EXERCISE OBJECTIVE =
All lines featuring the string "name" are to be listed.

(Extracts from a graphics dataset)

+ + + + +

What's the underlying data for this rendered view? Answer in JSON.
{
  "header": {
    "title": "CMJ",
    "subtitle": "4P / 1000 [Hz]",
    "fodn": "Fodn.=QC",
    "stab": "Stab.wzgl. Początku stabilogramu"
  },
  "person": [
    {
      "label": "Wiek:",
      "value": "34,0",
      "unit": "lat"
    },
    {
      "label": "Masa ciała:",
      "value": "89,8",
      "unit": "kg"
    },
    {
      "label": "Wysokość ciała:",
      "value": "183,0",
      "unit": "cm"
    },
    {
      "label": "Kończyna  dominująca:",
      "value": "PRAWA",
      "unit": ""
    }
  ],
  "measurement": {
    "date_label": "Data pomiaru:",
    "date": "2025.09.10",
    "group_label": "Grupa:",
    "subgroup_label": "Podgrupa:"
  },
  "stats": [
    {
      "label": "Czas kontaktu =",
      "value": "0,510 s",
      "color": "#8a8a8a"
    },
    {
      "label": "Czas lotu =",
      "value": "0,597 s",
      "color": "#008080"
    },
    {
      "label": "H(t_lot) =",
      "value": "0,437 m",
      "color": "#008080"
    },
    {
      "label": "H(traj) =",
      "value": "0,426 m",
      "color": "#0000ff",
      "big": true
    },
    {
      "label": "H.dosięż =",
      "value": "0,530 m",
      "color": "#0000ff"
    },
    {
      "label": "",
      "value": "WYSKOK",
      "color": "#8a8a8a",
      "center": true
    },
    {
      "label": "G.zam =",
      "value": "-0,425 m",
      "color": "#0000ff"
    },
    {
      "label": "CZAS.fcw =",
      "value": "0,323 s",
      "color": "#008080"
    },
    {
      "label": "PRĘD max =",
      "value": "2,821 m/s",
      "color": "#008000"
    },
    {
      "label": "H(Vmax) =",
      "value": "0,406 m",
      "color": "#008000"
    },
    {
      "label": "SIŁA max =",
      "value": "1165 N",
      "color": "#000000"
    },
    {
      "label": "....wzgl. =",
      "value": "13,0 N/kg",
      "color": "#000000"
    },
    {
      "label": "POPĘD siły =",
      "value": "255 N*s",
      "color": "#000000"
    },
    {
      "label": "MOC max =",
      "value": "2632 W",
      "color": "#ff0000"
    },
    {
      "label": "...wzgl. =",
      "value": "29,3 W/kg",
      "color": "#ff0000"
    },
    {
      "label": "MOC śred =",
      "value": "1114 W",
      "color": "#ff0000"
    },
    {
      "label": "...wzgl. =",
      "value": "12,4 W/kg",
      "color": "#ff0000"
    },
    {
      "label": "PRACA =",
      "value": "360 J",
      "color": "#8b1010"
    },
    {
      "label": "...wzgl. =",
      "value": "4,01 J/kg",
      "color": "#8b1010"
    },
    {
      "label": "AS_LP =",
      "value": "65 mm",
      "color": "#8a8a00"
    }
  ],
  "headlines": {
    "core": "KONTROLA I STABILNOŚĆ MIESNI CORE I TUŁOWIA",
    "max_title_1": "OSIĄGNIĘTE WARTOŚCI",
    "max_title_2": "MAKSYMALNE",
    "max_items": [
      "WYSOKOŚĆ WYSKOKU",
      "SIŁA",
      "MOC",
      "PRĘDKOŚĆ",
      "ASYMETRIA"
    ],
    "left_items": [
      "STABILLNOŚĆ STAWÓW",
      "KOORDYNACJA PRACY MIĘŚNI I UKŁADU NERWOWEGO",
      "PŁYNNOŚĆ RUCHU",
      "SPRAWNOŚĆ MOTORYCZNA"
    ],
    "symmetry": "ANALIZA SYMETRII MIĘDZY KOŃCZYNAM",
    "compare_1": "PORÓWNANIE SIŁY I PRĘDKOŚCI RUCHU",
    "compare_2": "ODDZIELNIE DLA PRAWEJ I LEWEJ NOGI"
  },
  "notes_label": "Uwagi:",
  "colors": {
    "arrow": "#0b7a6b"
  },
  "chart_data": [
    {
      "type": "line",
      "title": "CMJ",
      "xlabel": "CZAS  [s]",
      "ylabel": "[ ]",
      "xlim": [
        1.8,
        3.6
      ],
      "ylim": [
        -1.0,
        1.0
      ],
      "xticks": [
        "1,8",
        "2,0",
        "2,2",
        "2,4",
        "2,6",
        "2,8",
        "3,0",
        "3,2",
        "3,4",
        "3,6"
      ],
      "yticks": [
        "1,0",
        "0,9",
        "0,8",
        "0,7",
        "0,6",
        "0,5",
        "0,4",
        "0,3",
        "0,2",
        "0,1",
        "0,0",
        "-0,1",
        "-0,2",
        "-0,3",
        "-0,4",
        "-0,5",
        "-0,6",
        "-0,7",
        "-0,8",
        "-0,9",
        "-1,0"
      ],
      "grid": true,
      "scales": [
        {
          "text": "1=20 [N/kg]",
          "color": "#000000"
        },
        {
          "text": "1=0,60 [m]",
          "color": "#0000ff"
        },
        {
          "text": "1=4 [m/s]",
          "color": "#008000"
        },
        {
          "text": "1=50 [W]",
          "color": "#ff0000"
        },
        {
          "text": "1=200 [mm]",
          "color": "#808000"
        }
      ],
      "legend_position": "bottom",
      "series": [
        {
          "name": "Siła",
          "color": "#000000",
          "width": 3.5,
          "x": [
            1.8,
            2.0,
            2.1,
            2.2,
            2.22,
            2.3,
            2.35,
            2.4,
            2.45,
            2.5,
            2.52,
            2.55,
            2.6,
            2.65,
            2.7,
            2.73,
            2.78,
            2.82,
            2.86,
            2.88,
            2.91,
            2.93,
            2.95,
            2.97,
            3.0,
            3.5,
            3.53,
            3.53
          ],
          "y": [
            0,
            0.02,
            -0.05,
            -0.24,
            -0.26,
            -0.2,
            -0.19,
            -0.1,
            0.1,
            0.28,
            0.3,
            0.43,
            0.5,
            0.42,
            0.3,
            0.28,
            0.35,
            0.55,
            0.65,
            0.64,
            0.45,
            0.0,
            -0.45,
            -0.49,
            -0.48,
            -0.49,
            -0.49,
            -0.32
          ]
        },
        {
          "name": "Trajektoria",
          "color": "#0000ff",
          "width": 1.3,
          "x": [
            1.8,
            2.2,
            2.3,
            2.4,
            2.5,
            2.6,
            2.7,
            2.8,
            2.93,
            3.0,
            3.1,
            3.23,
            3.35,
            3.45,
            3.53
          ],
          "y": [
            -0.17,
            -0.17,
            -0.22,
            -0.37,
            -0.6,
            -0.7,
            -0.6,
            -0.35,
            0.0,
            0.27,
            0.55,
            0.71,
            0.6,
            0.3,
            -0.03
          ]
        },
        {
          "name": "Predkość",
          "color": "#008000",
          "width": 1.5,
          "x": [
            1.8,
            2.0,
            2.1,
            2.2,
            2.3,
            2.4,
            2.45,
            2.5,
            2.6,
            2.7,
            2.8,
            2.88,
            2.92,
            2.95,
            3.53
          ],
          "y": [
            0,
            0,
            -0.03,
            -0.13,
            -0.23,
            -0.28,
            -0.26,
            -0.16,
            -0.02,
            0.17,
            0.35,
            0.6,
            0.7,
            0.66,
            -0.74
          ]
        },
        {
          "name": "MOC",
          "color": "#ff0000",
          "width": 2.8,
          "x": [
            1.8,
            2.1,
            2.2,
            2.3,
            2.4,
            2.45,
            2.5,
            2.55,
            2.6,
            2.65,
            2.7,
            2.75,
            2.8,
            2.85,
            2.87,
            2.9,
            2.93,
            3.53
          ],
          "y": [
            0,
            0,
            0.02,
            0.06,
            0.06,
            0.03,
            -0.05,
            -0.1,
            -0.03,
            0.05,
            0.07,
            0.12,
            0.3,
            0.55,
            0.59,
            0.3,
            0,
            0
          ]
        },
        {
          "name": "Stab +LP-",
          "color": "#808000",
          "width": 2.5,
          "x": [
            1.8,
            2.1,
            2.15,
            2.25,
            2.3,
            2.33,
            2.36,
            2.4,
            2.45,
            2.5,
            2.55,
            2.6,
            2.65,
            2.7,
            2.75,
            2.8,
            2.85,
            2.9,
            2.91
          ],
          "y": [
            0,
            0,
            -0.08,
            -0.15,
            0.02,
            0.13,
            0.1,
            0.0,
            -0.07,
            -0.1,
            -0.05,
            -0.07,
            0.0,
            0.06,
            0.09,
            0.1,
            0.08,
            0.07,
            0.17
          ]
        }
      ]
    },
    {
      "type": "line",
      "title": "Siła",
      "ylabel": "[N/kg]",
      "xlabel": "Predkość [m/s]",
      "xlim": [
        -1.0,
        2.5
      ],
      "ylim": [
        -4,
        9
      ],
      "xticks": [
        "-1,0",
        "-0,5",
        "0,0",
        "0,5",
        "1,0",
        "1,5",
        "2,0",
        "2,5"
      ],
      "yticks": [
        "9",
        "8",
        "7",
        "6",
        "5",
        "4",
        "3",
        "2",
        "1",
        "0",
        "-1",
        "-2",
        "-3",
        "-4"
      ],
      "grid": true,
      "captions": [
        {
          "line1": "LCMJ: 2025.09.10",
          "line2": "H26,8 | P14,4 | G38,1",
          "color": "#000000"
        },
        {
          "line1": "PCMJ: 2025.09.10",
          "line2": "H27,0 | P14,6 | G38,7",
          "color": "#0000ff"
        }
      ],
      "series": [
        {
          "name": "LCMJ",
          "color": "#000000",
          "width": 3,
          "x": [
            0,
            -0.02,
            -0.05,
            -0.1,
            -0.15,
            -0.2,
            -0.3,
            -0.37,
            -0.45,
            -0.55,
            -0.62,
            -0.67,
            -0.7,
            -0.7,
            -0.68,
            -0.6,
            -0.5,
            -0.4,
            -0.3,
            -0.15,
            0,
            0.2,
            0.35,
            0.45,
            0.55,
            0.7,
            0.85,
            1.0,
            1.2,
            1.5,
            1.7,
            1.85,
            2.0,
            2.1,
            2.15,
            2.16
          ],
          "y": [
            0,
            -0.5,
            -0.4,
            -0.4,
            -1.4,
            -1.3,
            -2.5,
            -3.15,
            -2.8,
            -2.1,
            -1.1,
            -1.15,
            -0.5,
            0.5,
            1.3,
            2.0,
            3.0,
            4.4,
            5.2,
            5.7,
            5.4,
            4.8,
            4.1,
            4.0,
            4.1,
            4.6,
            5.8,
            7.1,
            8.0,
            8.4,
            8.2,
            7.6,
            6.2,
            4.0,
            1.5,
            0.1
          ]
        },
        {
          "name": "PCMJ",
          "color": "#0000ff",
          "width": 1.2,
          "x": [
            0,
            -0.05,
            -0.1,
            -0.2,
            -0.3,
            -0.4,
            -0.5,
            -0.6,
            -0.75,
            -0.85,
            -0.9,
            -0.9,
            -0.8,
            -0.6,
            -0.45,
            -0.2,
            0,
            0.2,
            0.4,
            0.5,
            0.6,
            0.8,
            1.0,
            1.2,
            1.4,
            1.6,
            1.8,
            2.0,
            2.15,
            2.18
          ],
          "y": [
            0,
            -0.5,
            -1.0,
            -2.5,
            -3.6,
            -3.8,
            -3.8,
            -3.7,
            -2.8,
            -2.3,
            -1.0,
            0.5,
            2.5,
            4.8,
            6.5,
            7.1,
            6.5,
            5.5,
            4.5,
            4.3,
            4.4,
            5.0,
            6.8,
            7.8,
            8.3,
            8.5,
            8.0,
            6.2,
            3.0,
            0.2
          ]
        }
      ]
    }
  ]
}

+ + + + +

WORKED SOLUTION =
          "name": "Siła",
          "name": "Trajektoria",
          "name": "Predkość",
          "name": "MOC",
          "name": "Stab +LP-",
          "name": "LCMJ",
          "name": "PCMJ",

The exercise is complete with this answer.